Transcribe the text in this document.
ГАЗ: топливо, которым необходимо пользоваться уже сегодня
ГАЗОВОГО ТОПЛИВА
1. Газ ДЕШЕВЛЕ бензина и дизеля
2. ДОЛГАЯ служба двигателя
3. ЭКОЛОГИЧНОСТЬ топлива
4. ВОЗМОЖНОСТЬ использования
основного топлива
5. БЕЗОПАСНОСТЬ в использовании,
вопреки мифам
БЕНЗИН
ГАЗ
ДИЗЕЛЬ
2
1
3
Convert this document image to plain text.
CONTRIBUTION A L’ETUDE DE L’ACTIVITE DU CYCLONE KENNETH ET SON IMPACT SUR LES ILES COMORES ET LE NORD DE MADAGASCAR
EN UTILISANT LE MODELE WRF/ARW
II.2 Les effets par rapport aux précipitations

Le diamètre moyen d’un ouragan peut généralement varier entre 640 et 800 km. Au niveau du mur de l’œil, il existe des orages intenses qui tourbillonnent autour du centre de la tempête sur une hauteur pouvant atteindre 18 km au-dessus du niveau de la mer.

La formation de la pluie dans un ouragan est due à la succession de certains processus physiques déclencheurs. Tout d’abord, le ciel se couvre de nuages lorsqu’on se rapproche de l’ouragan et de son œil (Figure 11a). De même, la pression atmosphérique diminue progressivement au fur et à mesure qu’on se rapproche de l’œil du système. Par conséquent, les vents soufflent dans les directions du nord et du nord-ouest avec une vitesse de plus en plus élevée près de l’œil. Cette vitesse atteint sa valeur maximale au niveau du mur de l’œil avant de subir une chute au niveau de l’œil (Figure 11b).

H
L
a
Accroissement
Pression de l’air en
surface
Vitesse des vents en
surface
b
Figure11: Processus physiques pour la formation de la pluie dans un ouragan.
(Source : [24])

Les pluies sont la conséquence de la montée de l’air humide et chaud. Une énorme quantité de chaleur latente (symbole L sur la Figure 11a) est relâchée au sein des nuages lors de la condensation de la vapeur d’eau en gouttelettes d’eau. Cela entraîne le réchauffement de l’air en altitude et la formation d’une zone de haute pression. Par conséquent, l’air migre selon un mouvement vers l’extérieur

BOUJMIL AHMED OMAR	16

===

» **WRITTEN INSTRUCTION**
Reproduce the material in full, with no word added or dropped.

» **ANSWER TO THIS EXERCISE**
Transcribe the text in this document.
ГАЗ: топливо, которым необходимо пользоваться уже сегодня
ГАЗОВОГО ТОПЛИВА
1. Газ ДЕШЕВЛЕ бензина и дизеля
2. ДОЛГАЯ служба двигателя
3. ЭКОЛОГИЧНОСТЬ топлива
4. ВОЗМОЖНОСТЬ использования
основного топлива
5. БЕЗОПАСНОСТЬ в использовании,
вопреки мифам
БЕНЗИН
ГАЗ
ДИЗЕЛЬ
2
1
3
Convert this document image to plain text.
CONTRIBUTION A L’ETUDE DE L’ACTIVITE DU CYCLONE KENNETH ET SON IMPACT SUR LES ILES COMORES ET LE NORD DE MADAGASCAR
EN UTILISANT LE MODELE WRF/ARW
II.2 Les effets par rapport aux précipitations

Le diamètre moyen d’un ouragan peut généralement varier entre 640 et 800 km. Au niveau du mur de l’œil, il existe des orages intenses qui tourbillonnent autour du centre de la tempête sur une hauteur pouvant atteindre 18 km au-dessus du niveau de la mer.

La formation de la pluie dans un ouragan est due à la succession de certains processus physiques déclencheurs. Tout d’abord, le ciel se couvre de nuages lorsqu’on se rapproche de l’ouragan et de son œil (Figure 11a). De même, la pression atmosphérique diminue progressivement au fur et à mesure qu’on se rapproche de l’œil du système. Par conséquent, les vents soufflent dans les directions du nord et du nord-ouest avec une vitesse de plus en plus élevée près de l’œil. Cette vitesse atteint sa valeur maximale au niveau du mur de l’œil avant de subir une chute au niveau de l’œil (Figure 11b).

H
L
a
Accroissement
Pression de l’air en
surface
Vitesse des vents en
surface
b
Figure11: Processus physiques pour la formation de la pluie dans un ouragan.
(Source : [24])

Les pluies sont la conséquence de la montée de l’air humide et chaud. Une énorme quantité de chaleur latente (symbole L sur la Figure 11a) est relâchée au sein des nuages lors de la condensation de la vapeur d’eau en gouttelettes d’eau. Cela entraîne le réchauffement de l’air en altitude et la formation d’une zone de haute pression. Par conséquent, l’air migre selon un mouvement vers l’extérieur

BOUJMIL AHMED OMAR	16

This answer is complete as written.